◆ Records from a data collection ◆
<<<<

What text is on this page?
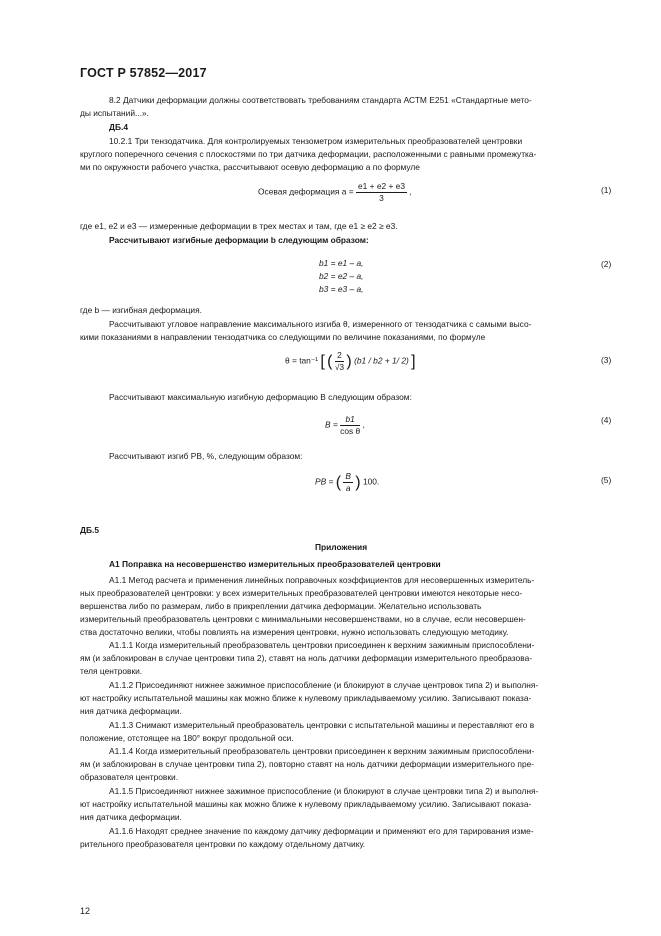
ГОСТ Р 57852—2017
8.2 Датчики деформации должны соответствовать требованиям стандарта АСТМ Е251 «Стандартные мето-
ды испытаний...».
ДБ.4
10.2.1 Три тензодатчика. Для контролируемых тензометром измерительных преобразователей центровки
круглого поперечного сечения с плоскостями по три датчика деформации, расположенными с равными промежутка-
ми по окружности рабочего участка, рассчитывают осевую деформацию a по формуле
Осевая деформация $a = \frac{e1 + e2 + e3}{3}$ ,	(1)
где e1, e2 и e3 — измеренные деформации в трех местах и там, где e1 ≥ e2 ≥ e3.
Рассчитывают изгибные деформации b следующим образом:
b1 = e1 – a,
b2 = e2 – a,
b3 = e3 – a,
(2)
где b — изгибная деформация.
Рассчитывают угловое направление максимального изгиба θ, измеренного от тензодатчика с самыми высо-
кими показаниями в направлении тензодатчика со следующими по величине показаниями, по формуле
θ = tan⁻¹ [ ( $\frac{2}{√3}$ ) (b1 / b2 + 1/ 2) ]	(3)
Рассчитывают максимальную изгибную деформацию B следующим образом:
$B = \frac{b1}{\text{cos θ}}$ ,	(4)
Рассчитывают изгиб PB, %, следующим образом:
PB = ( $\frac{B}{a}$ ) 100.	(5)
ДБ.5
Приложения
А1 Поправка на несовершенство измерительных преобразователей центровки
А1.1 Метод расчета и применения линейных поправочных коэффициентов для несовершенных измеритель-
ных преобразователей центровки: у всех измерительных преобразователей центровки имеются некоторые несо-
вершенства либо по размерам, либо в прикреплении датчика деформации. Желательно использовать
измерительный преобразователь центровки с минимальными несовершенствами, но в случае, если несовершен-
ства достаточно велики, чтобы повлиять на измерения центровки, нужно использовать следующую методику.
А1.1.1 Когда измерительный преобразователь центровки присоединен к верхним зажимным приспособлени-
ям (и заблокирован в случае центровки типа 2), ставят на ноль датчики деформации измерительного преобразова-
теля центровки.
А1.1.2 Присоединяют нижнее зажимное приспособление (и блокируют в случае центровок типа 2) и выполня-
ют настройку испытательной машины как можно ближе к нулевому прикладываемому усилию. Записывают показа-
ния датчика деформации.
А1.1.3 Снимают измерительный преобразователь центровки с испытательной машины и переставляют его в
положение, отстоящее на 180° вокруг продольной оси.
А1.1.4 Когда измерительный преобразователь центровки присоединен к верхним зажимным приспособлени-
ям (и заблокирован в случае центровки типа 2), повторно ставят на ноль датчики деформации измерительного пре-
образователя центровки.
А1.1.5 Присоединяют нижнее зажимное приспособление (и блокируют в случае центровки типа 2) и выполня-
ют настройку испытательной машины как можно ближе к нулевому прикладываемому усилию. Записывают показа-
ния датчика деформации.
А1.1.6 Находят среднее значение по каждому датчику деформации и применяют его для тарирования изме-
рительного преобразователя центровки по каждому отдельному датчику.
12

>>>>

◆ Exercise details ◆
Omit all pictures while transcribing the entries verbatim.

◆ The response ◆
What text is on this page?
ГОСТ Р 57852—2017
8.2 Датчики деформации должны соответствовать требованиям стандарта АСТМ Е251 «Стандартные мето-
ды испытаний...».
ДБ.4
10.2.1 Три тензодатчика. Для контролируемых тензометром измерительных преобразователей центровки
круглого поперечного сечения с плоскостями по три датчика деформации, расположенными с равными промежутка-
ми по окружности рабочего участка, рассчитывают осевую деформацию a по формуле
Осевая деформация $a = \frac{e1 + e2 + e3}{3}$ ,	(1)
где e1, e2 и e3 — измеренные деформации в трех местах и там, где e1 ≥ e2 ≥ e3.
Рассчитывают изгибные деформации b следующим образом:
b1 = e1 – a,
b2 = e2 – a,
b3 = e3 – a,
(2)
где b — изгибная деформация.
Рассчитывают угловое направление максимального изгиба θ, измеренного от тензодатчика с самыми высо-
кими показаниями в направлении тензодатчика со следующими по величине показаниями, по формуле
θ = tan⁻¹ [ ( $\frac{2}{√3}$ ) (b1 / b2 + 1/ 2) ]	(3)
Рассчитывают максимальную изгибную деформацию B следующим образом:
$B = \frac{b1}{\text{cos θ}}$ ,	(4)
Рассчитывают изгиб PB, %, следующим образом:
PB = ( $\frac{B}{a}$ ) 100.	(5)
ДБ.5
Приложения
А1 Поправка на несовершенство измерительных преобразователей центровки
А1.1 Метод расчета и применения линейных поправочных коэффициентов для несовершенных измеритель-
ных преобразователей центровки: у всех измерительных преобразователей центровки имеются некоторые несо-
вершенства либо по размерам, либо в прикреплении датчика деформации. Желательно использовать
измерительный преобразователь центровки с минимальными несовершенствами, но в случае, если несовершен-
ства достаточно велики, чтобы повлиять на измерения центровки, нужно использовать следующую методику.
А1.1.1 Когда измерительный преобразователь центровки присоединен к верхним зажимным приспособлени-
ям (и заблокирован в случае центровки типа 2), ставят на ноль датчики деформации измерительного преобразова-
теля центровки.
А1.1.2 Присоединяют нижнее зажимное приспособление (и блокируют в случае центровок типа 2) и выполня-
ют настройку испытательной машины как можно ближе к нулевому прикладываемому усилию. Записывают показа-
ния датчика деформации.
А1.1.3 Снимают измерительный преобразователь центровки с испытательной машины и переставляют его в
положение, отстоящее на 180° вокруг продольной оси.
А1.1.4 Когда измерительный преобразователь центровки присоединен к верхним зажимным приспособлени-
ям (и заблокирован в случае центровки типа 2), повторно ставят на ноль датчики деформации измерительного пре-
образователя центровки.
А1.1.5 Присоединяют нижнее зажимное приспособление (и блокируют в случае центровки типа 2) и выполня-
ют настройку испытательной машины как можно ближе к нулевому прикладываемому усилию. Записывают показа-
ния датчика деформации.
А1.1.6 Находят среднее значение по каждому датчику деформации и применяют его для тарирования изме-
рительного преобразователя центровки по каждому отдельному датчику.
12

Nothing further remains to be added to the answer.